## BEGIN Input records
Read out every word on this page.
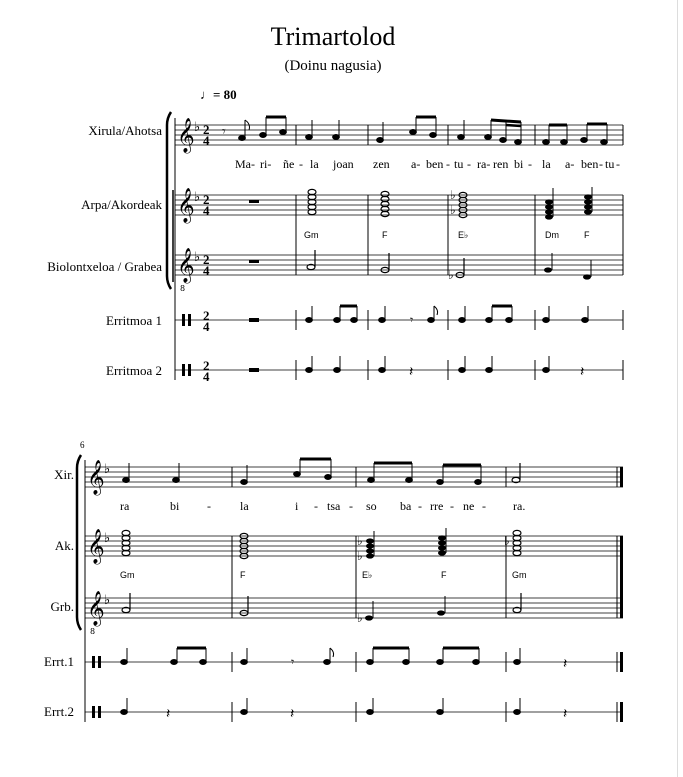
Trimartolod
(Doinu nagusia)
♩= 80
Xirula/Ahotsa
Arpa/Akordeak
Biolontxeloa / Grabea
Erritmoa 1
Erritmoa 2
Xir.
Ak.
Grb.
Errt.1
Errt.2
6
Ma- ri- ñe - la joan zen a- ben - tu - ra- ren bi - la a- ben - tu -
Gm	F	E♭	Dm	F
ra	bi - la	i - tsa - so ba - rre - ne - ra.
Gm	F	E♭	F	Gm
𝄞
𝄞
𝄞
8
♭
♭
♭
2
4
2
4
2
4
2
4
2
4
𝄾
♭
♭
♭
𝄾
𝄽	𝄽
𝄞
𝄞
𝄞
8
♭
♭
♭
♭
♭
♭
♭
𝄾	𝄽
𝄽	𝄽	𝄽
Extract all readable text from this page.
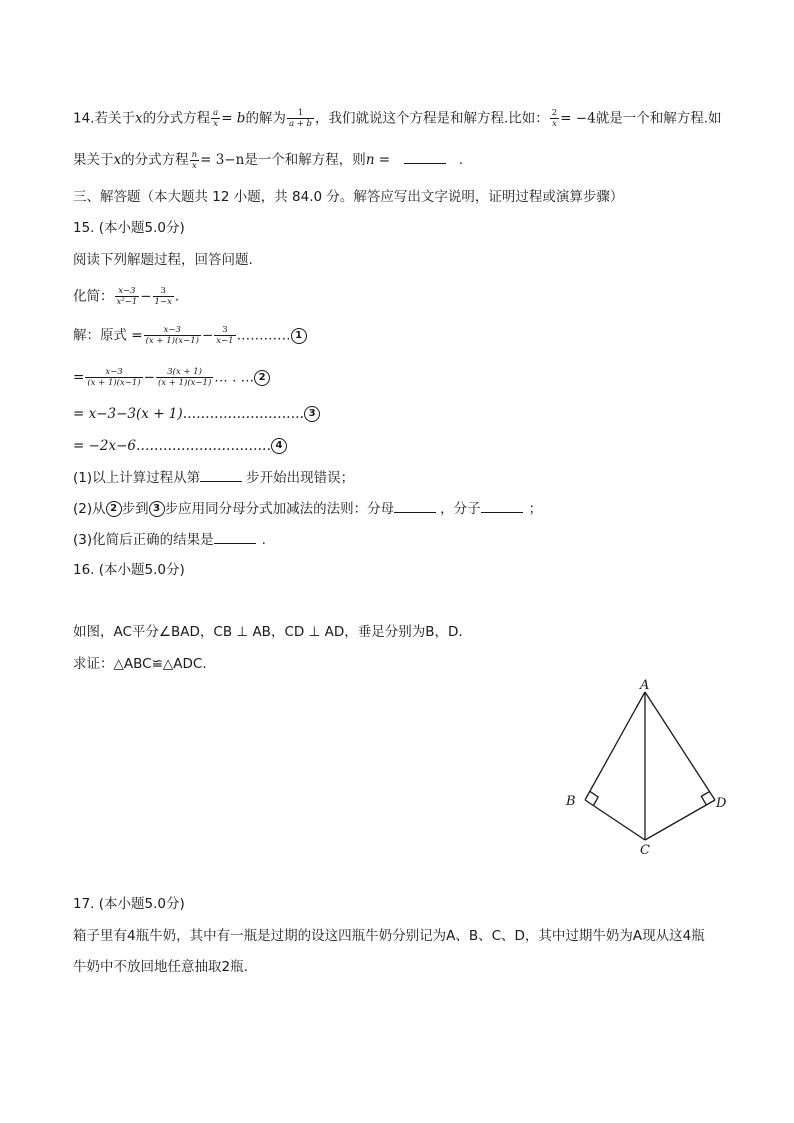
14.若关于x的分式方程 $\frac{a}{x} = b$的解为 $\frac{1}{a + b}$ ，我们就说这个方程是和解方程.比如： $\frac{2}{x} = -4$就是一个和解方程.如
果关于x的分式方程 $\frac{n}{x} = 3-n$是一个和解方程，则n =	.
三、解答题（本大题共 12 小题，共 84.0 分。解答应写出文字说明，证明过程或演算步骤）
15. (本小题5.0分)
阅读下列解题过程，回答问题.
化简： $\frac{x-3}{\text{x²−1}} - \frac{3}{1-x}$ .
解：原式 = $\frac{x-3}{(x + 1)(x-1)} - \frac{3}{x-1}$ ………… 1
= $\frac{x-3}{(x + 1)(x-1)} - \frac{3(x + 1)}{(x + 1)(x-1)}$ … . … 2
= x−3−3(x + 1)……………………… 3
= −2x−6………………………… 4
(1)以上计算过程从第	步开始出现错误；
(2)从 2 步到 3 步应用同分母分式加减法的法则：分母	，分子	；
(3)化简后正确的结果是	.
16. (本小题5.0分)
如图，AC平分∠BAD，CB ⊥ AB，CD ⊥ AD，垂足分别为B，D.
求证：△ABC≌△ADC.
A
B
C
D
17. (本小题5.0分)
箱子里有4瓶牛奶，其中有一瓶是过期的设这四瓶牛奶分别记为A、B、C、D，其中过期牛奶为A现从这4瓶
牛奶中不放回地任意抽取2瓶.
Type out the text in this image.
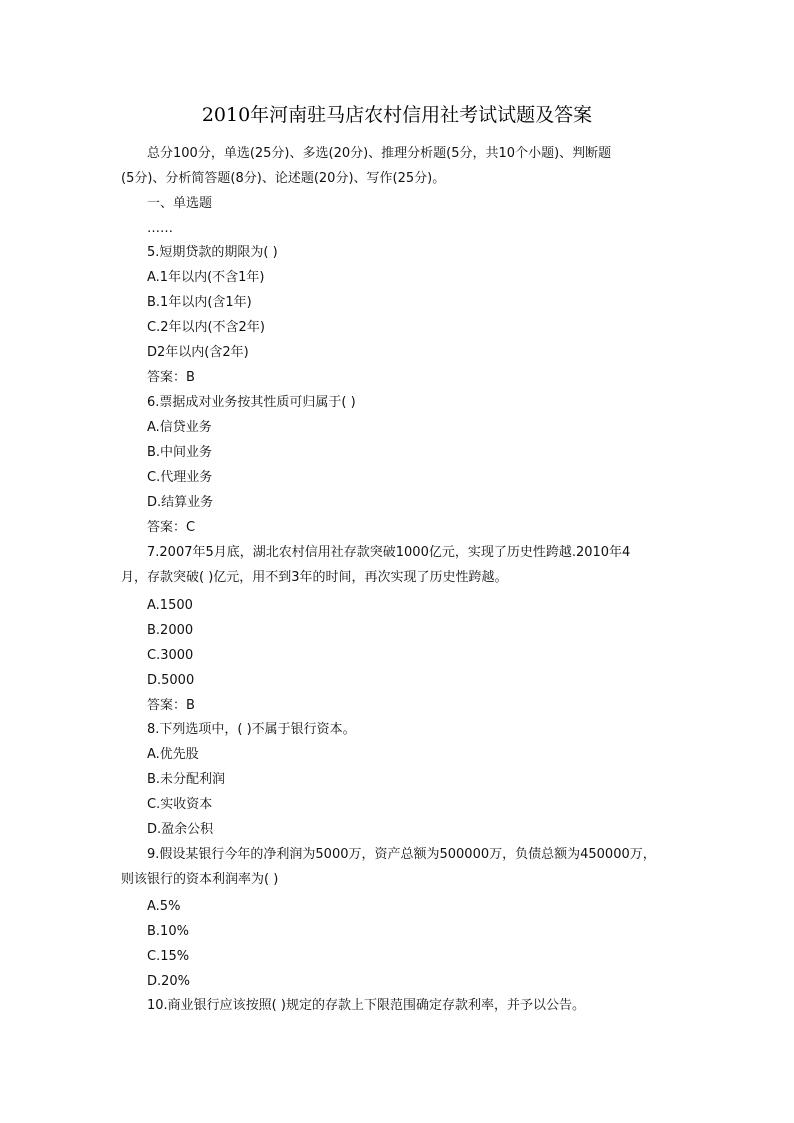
2010年河南驻马店农村信用社考试试题及答案
总分100分，单选(25分)、多选(20分)、推理分析题(5分，共10个小题)、判断题
(5分)、分析简答题(8分)、论述题(20分)、写作(25分)。
一、单选题
……
5.短期贷款的期限为( )
A.1年以内(不含1年)
B.1年以内(含1年)
C.2年以内(不含2年)
D2年以内(含2年)
答案：B
6.票据成对业务按其性质可归属于( )
A.信贷业务
B.中间业务
C.代理业务
D.结算业务
答案：C
7.2007年5月底，湖北农村信用社存款突破1000亿元，实现了历史性跨越.2010年4
月，存款突破( )亿元，用不到3年的时间，再次实现了历史性跨越。
A.1500
B.2000
C.3000
D.5000
答案：B
8.下列选项中，( )不属于银行资本。
A.优先股
B.未分配利润
C.实收资本
D.盈余公积
9.假设某银行今年的净利润为5000万，资产总额为500000万，负债总额为450000万，
则该银行的资本利润率为( )
A.5%
B.10%
C.15%
D.20%
10.商业银行应该按照( )规定的存款上下限范围确定存款利率，并予以公告。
## END Input records
▶ _Stated problem_: Repeat the material above verbatim, with no pictures in the output.

▶ _Result_:
Read out every word on this page.
Trimartolod
(Doinu nagusia)
♩= 80
Xirula/Ahotsa
Arpa/Akordeak
Biolontxeloa / Grabea
Erritmoa 1
Erritmoa 2
Xir.
Ak.
Grb.
Errt.1
Errt.2
6
Ma- ri- ñe - la joan zen a- ben - tu - ra- ren bi - la a- ben - tu -
Gm	F	E♭	Dm	F
ra	bi - la	i - tsa - so ba - rre - ne - ra.
Gm	F	E♭	F	Gm
𝄞
𝄞
𝄞
8
♭
♭
♭
2
4
2
4
2
4
2
4
2
4
𝄾
♭
♭
♭
𝄾
𝄽	𝄽
𝄞
𝄞
𝄞
8
♭
♭
♭
♭
♭
♭
♭
𝄾	𝄽
𝄽	𝄽	𝄽
Extract all readable text from this page.
14.若关于x的分式方程 $\frac{a}{x} = b$的解为 $\frac{1}{a + b}$ ，我们就说这个方程是和解方程.比如： $\frac{2}{x} = -4$就是一个和解方程.如
果关于x的分式方程 $\frac{n}{x} = 3-n$是一个和解方程，则n =	.
三、解答题（本大题共 12 小题，共 84.0 分。解答应写出文字说明，证明过程或演算步骤）
15. (本小题5.0分)
阅读下列解题过程，回答问题.
化简： $\frac{x-3}{\text{x²−1}} - \frac{3}{1-x}$ .
解：原式 = $\frac{x-3}{(x + 1)(x-1)} - \frac{3}{x-1}$ ………… 1
= $\frac{x-3}{(x + 1)(x-1)} - \frac{3(x + 1)}{(x + 1)(x-1)}$ … . … 2
= x−3−3(x + 1)……………………… 3
= −2x−6………………………… 4
(1)以上计算过程从第	步开始出现错误；
(2)从 2 步到 3 步应用同分母分式加减法的法则：分母	，分子	；
(3)化简后正确的结果是	.
16. (本小题5.0分)
如图，AC平分∠BAD，CB ⊥ AB，CD ⊥ AD，垂足分别为B，D.
求证：△ABC≌△ADC.
A
B
C
D
17. (本小题5.0分)
箱子里有4瓶牛奶，其中有一瓶是过期的设这四瓶牛奶分别记为A、B、C、D，其中过期牛奶为A现从这4瓶
牛奶中不放回地任意抽取2瓶.
Type out the text in this image.
2010年河南驻马店农村信用社考试试题及答案
总分100分，单选(25分)、多选(20分)、推理分析题(5分，共10个小题)、判断题
(5分)、分析简答题(8分)、论述题(20分)、写作(25分)。
一、单选题
……
5.短期贷款的期限为( )
A.1年以内(不含1年)
B.1年以内(含1年)
C.2年以内(不含2年)
D2年以内(含2年)
答案：B
6.票据成对业务按其性质可归属于( )
A.信贷业务
B.中间业务
C.代理业务
D.结算业务
答案：C
7.2007年5月底，湖北农村信用社存款突破1000亿元，实现了历史性跨越.2010年4
月，存款突破( )亿元，用不到3年的时间，再次实现了历史性跨越。
A.1500
B.2000
C.3000
D.5000
答案：B
8.下列选项中，( )不属于银行资本。
A.优先股
B.未分配利润
C.实收资本
D.盈余公积
9.假设某银行今年的净利润为5000万，资产总额为500000万，负债总额为450000万，
则该银行的资本利润率为( )
A.5%
B.10%
C.15%
D.20%
10.商业银行应该按照( )规定的存款上下限范围确定存款利率，并予以公告。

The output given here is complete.